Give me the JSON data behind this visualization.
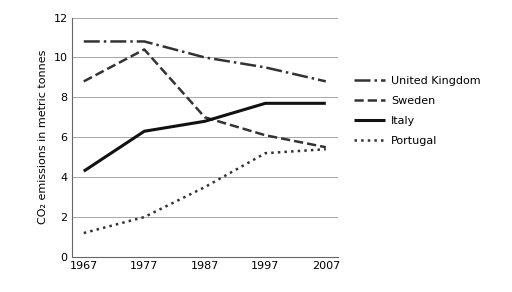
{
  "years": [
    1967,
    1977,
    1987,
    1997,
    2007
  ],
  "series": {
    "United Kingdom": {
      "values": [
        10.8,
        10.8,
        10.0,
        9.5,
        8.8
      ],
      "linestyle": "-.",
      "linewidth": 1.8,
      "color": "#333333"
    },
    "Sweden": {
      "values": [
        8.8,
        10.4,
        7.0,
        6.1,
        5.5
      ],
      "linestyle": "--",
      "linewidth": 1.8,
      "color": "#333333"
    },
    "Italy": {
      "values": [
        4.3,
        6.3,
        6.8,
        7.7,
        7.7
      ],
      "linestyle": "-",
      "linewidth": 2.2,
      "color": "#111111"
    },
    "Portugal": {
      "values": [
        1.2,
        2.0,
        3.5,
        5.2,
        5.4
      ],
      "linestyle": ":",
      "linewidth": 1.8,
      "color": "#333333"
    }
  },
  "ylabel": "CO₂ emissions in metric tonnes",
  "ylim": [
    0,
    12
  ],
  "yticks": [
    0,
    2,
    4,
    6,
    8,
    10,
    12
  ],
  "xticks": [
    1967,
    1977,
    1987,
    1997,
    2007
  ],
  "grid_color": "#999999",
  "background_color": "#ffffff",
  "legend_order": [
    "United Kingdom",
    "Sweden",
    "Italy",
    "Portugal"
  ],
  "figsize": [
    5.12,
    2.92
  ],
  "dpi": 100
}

* * *

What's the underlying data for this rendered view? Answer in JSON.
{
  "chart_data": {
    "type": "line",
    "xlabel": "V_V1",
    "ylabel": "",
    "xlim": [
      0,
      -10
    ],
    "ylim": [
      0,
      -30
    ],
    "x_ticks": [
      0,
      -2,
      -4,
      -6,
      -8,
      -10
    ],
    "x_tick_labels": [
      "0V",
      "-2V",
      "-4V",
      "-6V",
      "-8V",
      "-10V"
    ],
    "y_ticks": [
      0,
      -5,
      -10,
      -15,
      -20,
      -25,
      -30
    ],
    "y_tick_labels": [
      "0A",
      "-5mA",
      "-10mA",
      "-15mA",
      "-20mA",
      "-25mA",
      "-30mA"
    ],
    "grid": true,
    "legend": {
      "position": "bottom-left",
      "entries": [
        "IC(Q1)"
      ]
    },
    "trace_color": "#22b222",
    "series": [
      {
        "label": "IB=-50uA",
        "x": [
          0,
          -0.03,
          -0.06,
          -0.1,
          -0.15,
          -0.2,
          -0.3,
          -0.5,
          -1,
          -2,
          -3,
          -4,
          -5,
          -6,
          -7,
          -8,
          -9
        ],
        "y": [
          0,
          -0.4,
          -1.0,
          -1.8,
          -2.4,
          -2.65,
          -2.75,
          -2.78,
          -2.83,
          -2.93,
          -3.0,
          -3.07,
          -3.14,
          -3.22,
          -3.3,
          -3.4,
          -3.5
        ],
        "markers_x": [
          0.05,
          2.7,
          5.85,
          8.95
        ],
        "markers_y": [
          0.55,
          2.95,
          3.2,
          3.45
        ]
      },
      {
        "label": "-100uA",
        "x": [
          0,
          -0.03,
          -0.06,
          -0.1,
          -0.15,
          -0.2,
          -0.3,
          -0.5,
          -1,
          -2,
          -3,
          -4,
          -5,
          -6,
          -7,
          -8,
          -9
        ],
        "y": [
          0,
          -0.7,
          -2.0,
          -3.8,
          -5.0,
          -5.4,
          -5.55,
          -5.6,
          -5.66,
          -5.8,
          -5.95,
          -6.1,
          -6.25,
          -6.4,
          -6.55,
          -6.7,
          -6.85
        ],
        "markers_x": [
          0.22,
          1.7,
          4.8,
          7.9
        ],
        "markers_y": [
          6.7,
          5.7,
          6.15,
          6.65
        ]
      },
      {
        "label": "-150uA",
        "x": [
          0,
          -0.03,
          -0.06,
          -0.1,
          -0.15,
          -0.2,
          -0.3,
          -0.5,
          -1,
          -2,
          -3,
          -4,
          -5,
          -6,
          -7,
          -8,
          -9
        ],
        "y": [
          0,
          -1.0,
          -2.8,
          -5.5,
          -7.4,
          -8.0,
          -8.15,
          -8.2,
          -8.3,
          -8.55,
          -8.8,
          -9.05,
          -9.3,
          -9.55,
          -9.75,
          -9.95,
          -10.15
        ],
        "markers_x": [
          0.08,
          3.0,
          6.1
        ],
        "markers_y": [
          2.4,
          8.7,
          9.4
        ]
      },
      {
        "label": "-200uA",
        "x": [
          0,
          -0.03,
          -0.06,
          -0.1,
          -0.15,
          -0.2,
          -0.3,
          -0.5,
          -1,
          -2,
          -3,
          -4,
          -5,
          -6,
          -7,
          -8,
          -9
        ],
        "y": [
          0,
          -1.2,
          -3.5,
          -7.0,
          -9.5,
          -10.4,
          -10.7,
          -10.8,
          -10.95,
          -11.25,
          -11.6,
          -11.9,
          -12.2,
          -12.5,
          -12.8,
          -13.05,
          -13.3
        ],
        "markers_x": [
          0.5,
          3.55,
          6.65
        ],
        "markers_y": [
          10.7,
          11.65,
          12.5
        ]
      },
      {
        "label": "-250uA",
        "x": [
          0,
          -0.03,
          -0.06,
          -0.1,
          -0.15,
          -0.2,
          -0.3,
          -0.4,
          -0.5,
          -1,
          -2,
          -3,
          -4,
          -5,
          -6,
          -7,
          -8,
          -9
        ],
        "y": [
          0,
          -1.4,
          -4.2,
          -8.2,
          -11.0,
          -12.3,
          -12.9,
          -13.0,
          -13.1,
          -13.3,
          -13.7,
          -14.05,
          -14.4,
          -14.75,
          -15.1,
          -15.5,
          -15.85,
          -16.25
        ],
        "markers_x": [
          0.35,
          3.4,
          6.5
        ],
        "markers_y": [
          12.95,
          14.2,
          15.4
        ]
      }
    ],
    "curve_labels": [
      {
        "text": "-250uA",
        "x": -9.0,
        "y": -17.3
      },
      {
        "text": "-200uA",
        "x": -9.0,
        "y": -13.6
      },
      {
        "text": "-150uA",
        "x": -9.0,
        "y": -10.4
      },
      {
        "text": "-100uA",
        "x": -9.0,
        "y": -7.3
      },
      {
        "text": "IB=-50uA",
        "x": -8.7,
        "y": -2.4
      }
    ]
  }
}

==

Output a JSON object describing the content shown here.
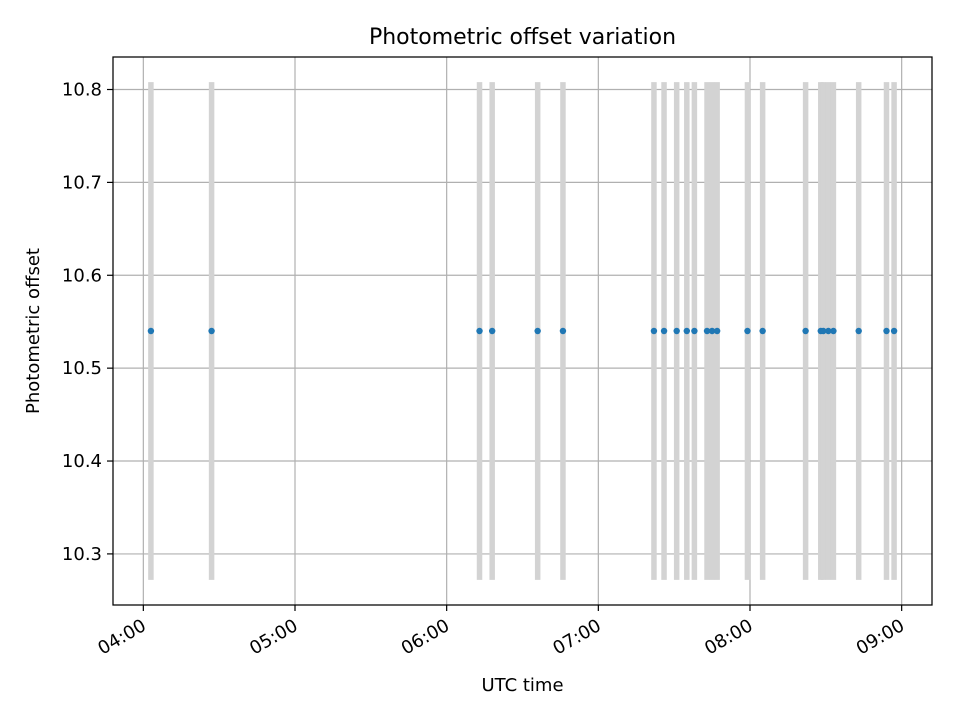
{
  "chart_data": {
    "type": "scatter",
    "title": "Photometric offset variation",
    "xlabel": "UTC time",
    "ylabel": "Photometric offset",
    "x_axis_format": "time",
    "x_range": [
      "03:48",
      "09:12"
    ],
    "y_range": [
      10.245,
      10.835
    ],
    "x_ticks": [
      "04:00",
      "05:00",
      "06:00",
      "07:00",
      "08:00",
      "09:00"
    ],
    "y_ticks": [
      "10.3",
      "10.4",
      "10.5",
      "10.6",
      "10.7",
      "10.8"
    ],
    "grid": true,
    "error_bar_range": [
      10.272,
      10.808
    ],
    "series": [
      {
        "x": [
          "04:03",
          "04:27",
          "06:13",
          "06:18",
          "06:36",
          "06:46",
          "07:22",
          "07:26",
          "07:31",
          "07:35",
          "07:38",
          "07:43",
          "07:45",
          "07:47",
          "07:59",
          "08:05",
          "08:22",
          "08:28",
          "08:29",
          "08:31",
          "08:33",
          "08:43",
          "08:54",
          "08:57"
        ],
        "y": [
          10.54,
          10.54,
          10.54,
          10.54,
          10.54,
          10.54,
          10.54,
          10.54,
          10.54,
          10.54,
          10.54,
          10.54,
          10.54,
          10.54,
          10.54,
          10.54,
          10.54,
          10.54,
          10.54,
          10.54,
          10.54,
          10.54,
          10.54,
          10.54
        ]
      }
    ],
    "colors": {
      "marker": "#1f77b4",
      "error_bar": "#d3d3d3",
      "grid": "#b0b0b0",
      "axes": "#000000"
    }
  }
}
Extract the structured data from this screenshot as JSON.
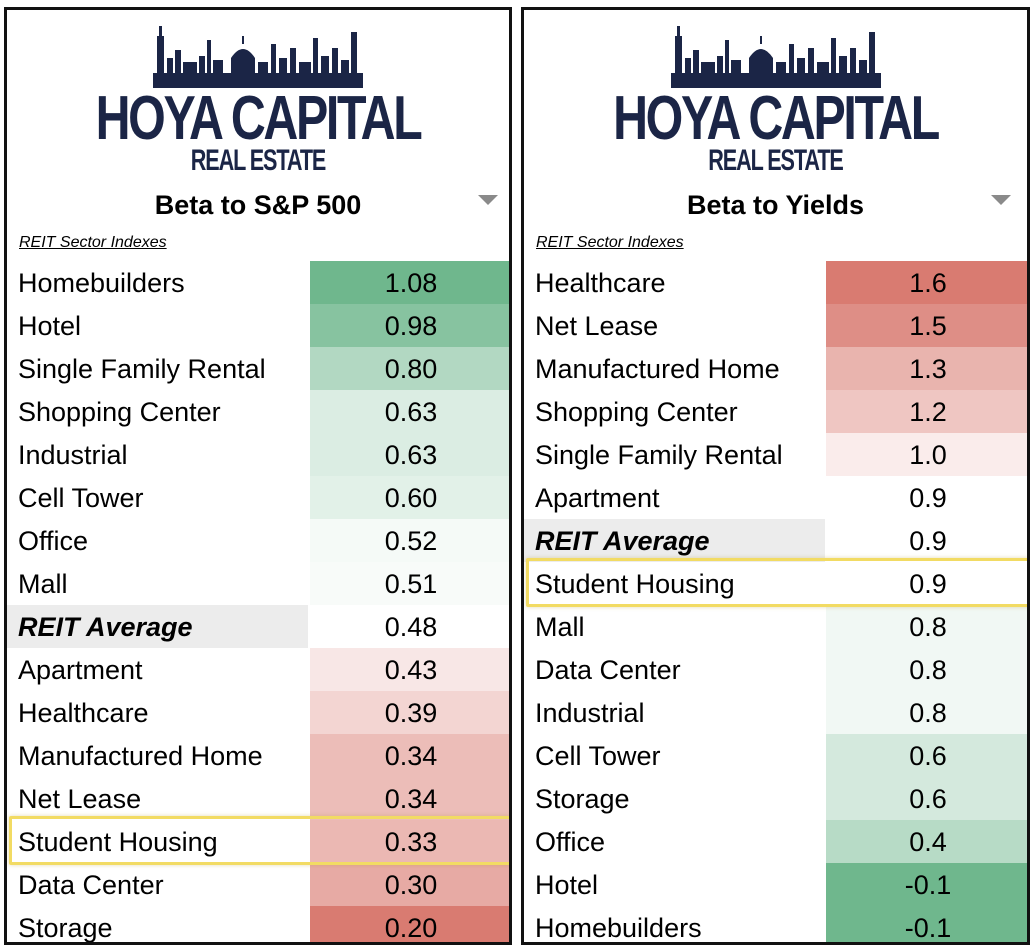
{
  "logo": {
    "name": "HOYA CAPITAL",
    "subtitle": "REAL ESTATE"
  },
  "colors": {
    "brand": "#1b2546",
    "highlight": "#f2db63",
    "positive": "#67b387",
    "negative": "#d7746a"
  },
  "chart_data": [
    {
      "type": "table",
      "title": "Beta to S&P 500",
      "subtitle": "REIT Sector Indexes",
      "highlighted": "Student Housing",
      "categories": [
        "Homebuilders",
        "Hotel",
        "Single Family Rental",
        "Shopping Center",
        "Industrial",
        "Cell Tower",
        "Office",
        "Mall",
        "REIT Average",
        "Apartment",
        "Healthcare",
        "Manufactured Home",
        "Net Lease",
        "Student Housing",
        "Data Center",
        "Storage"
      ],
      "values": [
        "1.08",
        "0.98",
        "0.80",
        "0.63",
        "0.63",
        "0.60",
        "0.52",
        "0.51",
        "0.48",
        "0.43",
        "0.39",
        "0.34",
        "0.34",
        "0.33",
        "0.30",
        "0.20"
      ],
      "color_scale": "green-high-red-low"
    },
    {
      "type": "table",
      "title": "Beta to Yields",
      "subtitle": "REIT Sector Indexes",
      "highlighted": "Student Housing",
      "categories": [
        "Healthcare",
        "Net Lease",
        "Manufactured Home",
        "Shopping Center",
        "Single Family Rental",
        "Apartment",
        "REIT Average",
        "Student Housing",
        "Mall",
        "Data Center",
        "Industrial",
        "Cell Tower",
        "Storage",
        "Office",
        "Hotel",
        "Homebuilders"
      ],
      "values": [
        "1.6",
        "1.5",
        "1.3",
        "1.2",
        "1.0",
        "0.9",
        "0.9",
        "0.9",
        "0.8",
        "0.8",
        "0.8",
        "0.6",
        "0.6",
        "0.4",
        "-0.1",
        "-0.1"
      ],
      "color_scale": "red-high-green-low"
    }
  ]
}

> _EXERCISE INSTRUCTIONS_
Show the lines that mention the word "offset".

> _RIGHT ANSWER_
    "title": "Photometric offset variation",
    "ylabel": "Photometric offset",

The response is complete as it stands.